Il modello ramsomware-as-a-service sta favorendo un consolidamento delle attività legate al ransomware attorno alle competenze chiave di pochi gruppi potenti. Potrebbe essere un tallone d’Achille del cybercrime.
Il ransomware continua a tenere banco fra le minacce più temute dalle aziende, ma ci sono dei cambiamenti in atto che potrebbero favorire una difesa più efficace. Questo non significa che nel medio e lungo termine non ci sarà più un problema ransomware, o che sarà di facile gestione. Piuttosto, che una svolta positiva, per quanto complicata e tutt’altro che facile da portare a casa, non è da escludere.
Il dato centrale di partenza è contenuto nell’ultimo report di aggiornamento sulle minacce di WithSecure, da cui risulta che il numero di nuove famiglie di ransomware e di varianti uniche scoperte dai ricercatori nel 2021 è diminuito significativamente rispetto agli anni precedenti. Secondo gli esperti potrebbe essere sintomo del fatto che i threat actor stanno consolidando le proprie attività attorno a competenze chiave.
Detto in maniera più esplicita, il consolidamento del ben noto modello ransomware-as-a-service potrebbe portare i principali fornitori RaaS ad affermarsi come anelli cruciali nelle supply chain dei threat actor. Del resto, è l’ecosistema criminale stesso a suggerire questa probabilità, dato che pochi gruppi molto potenti ed economicamente ricchi stanno dominando la scena.
Da qui l’idea, suggerita da Christine Bejerasco, Chief Technology Officer di WithSecure: “se riuscissimo a spezzare questi legami, neutralizzando questi importanti fornitori, potremmo sconvolgere l'ecosistema e dare un po' di sollievo ai difensori, almeno per un po' di tempo”. In sostanza, Bejerasco propone di rispondere al cyber crime rivolgendogli contro le sue stesse armi.
Qualcuno ricorderà l’interessante parallelo fra le strategie belliche e i supply chain attack proposto tempo fa da Justin Fier, Director of Cyber Intelligence & Analytics di Darktrace: interrompere il sistema di approvvigionamento del nemico per metterlo in ginocchio. Vi si sono ispirati gli attaccanti con SolarWinds, Kaseya e altri. Se i difensori riuscissero a fare altrettanto con le famiglie ransomware prevalenti, si potrebbe ottenere un effetto domino simile.

Dati di analisi del layout di pagina:
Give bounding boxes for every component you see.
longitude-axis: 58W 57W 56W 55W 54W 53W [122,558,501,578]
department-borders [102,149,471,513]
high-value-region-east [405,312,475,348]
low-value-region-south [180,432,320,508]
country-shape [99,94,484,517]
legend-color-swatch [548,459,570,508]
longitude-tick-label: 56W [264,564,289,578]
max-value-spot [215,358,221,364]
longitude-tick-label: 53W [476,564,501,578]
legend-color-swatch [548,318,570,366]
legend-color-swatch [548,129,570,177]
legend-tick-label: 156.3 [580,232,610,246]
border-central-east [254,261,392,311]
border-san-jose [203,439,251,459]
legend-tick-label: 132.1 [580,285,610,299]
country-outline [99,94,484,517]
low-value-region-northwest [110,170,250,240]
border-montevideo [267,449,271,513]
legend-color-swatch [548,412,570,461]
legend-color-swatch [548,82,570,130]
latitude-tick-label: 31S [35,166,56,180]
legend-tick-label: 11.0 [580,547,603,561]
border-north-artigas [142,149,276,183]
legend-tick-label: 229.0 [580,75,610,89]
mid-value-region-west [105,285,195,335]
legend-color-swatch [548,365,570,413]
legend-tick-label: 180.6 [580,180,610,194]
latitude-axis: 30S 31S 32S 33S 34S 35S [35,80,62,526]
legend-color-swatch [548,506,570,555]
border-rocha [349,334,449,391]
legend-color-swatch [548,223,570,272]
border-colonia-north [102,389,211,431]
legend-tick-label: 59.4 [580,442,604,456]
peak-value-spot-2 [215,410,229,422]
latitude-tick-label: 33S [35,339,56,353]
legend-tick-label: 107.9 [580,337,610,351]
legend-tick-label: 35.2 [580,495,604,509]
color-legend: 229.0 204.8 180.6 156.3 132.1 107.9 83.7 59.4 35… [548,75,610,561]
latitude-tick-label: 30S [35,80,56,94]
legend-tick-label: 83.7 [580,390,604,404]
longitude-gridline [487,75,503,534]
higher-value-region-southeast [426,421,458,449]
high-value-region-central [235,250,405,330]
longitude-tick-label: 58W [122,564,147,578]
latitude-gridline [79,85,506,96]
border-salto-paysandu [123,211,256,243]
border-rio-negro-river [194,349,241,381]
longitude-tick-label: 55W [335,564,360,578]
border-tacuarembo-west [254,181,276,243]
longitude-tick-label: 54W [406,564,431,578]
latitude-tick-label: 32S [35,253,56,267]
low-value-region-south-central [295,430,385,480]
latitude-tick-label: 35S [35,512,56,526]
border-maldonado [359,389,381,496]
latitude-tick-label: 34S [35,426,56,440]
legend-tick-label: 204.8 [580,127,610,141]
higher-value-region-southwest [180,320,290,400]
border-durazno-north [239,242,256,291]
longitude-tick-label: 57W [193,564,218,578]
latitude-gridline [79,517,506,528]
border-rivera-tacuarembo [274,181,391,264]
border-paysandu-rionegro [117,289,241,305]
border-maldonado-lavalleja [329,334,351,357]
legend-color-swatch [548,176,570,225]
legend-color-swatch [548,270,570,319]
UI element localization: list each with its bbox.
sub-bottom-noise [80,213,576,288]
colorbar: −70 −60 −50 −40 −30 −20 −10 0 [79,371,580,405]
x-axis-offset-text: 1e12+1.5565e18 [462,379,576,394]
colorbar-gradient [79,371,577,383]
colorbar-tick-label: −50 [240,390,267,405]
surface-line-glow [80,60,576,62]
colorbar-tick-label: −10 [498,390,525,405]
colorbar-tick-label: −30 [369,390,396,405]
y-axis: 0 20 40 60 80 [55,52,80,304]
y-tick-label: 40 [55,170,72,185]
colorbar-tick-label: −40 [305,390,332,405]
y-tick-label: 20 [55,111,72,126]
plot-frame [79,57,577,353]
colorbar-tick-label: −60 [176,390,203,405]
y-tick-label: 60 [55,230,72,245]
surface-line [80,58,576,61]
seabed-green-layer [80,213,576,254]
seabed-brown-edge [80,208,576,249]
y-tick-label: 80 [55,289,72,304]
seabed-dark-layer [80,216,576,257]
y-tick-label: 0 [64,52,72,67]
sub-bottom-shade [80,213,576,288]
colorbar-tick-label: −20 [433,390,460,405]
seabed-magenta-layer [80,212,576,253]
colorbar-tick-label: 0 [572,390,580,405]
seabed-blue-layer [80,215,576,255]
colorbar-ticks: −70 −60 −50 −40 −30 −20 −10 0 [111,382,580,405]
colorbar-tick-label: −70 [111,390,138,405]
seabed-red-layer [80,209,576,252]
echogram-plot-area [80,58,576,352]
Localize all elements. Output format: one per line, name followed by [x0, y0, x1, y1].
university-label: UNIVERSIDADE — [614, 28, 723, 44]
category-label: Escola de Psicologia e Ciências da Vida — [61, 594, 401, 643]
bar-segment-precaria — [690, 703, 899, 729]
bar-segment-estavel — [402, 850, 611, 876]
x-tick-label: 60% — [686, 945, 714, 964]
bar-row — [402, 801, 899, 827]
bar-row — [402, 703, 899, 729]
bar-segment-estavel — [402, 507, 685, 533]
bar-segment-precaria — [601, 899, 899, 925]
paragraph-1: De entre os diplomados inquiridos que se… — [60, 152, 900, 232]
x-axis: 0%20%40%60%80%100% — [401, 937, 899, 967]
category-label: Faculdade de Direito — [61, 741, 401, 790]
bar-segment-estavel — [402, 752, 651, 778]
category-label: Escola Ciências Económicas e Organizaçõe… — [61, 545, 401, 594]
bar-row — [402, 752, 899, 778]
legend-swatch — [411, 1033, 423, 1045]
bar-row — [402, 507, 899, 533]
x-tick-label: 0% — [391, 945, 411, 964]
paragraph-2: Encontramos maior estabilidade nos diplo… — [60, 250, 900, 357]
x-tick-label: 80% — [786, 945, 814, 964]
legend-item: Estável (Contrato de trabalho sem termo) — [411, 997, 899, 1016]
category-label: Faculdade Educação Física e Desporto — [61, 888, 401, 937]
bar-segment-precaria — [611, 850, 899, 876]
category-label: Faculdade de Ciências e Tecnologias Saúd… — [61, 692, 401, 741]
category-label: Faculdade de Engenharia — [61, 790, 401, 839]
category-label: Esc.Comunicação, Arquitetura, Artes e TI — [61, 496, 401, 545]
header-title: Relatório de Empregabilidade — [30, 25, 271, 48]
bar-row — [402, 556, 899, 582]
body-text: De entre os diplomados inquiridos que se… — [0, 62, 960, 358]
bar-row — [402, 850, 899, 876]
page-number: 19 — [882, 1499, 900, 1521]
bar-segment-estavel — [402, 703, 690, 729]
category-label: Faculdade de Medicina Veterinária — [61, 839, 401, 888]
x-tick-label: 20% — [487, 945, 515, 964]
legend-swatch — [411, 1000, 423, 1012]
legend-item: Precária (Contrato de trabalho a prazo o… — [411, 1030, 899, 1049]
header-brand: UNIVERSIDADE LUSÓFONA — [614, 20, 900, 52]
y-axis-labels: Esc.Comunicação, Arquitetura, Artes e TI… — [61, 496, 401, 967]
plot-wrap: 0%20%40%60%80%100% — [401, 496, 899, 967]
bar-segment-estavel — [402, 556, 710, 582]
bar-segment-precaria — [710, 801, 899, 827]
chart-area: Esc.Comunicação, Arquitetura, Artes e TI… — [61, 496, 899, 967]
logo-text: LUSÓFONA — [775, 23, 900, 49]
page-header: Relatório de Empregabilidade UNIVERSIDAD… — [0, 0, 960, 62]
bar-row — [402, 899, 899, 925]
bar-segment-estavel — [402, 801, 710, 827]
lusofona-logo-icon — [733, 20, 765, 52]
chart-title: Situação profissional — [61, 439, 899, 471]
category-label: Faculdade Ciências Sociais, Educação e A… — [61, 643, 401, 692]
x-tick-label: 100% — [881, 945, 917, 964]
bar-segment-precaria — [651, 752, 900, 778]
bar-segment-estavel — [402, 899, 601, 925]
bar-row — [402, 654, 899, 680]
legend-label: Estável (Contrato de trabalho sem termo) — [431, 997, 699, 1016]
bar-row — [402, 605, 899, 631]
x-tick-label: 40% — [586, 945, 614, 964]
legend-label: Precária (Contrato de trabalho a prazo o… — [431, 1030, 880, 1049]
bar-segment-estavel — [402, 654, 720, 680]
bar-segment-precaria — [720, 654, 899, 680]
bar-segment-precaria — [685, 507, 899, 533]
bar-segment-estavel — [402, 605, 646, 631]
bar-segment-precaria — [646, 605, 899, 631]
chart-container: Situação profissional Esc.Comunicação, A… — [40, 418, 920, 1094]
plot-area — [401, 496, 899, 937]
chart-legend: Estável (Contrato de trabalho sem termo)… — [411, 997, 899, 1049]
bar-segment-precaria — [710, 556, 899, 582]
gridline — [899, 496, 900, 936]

### [Attività A]
Secondo il testo sul ransomware, quale ruolo ricopre Christine Bejerasco?
### [Attività B]
Prosegua il testo sul ransomware a partire dalla sua ultima frase.
L'elenco non ha alcun legame con il testo sul ransomware.

### [Risposta attesa A]
È Chief Technology Officer di WithSecure.

### [Risposta attesa B]
Qual è l’ostacolo a un piano del genere? Come sottolinea la stessa Bejerasco, la svolta contro i gruppi ransomware è complicata. È necessario che le organizzazioni, i mercati e i Paesi adottino un approccio di co-security al problema. Un obiettivo ambizioso più volte rincorso, ma ancora in fase di sviluppo. Se l’idea di base è condivisibile e l’impegno di tutti indubbio, la trasposizione fra digitale e analogico non lo è altrettanto. “A differenza delle autorità – argomenta Bejerasco - i threat actor possono operare impunemente oltre confine, il che costituisce un vantaggio”.
Che fare, quindi? La strada da seguire per chi deve difendere le aziende è sempre la stessa: comprendere i risultati organizzativi o aziendali che desiderano e progettare di conseguenza misure di sicurezza informatica a supporto. Da qui, identificare i rischi per tali risultati, le risorse digitali esposte a tali rischi e le potenziali minacce informatiche che tali risorse devono affrontare. Ultimo passaggio è poi quello di progettare una strategia di sicurezza informatica che l'intera organizzazione può sostenere a protezione degli obiettivi da raggiungere.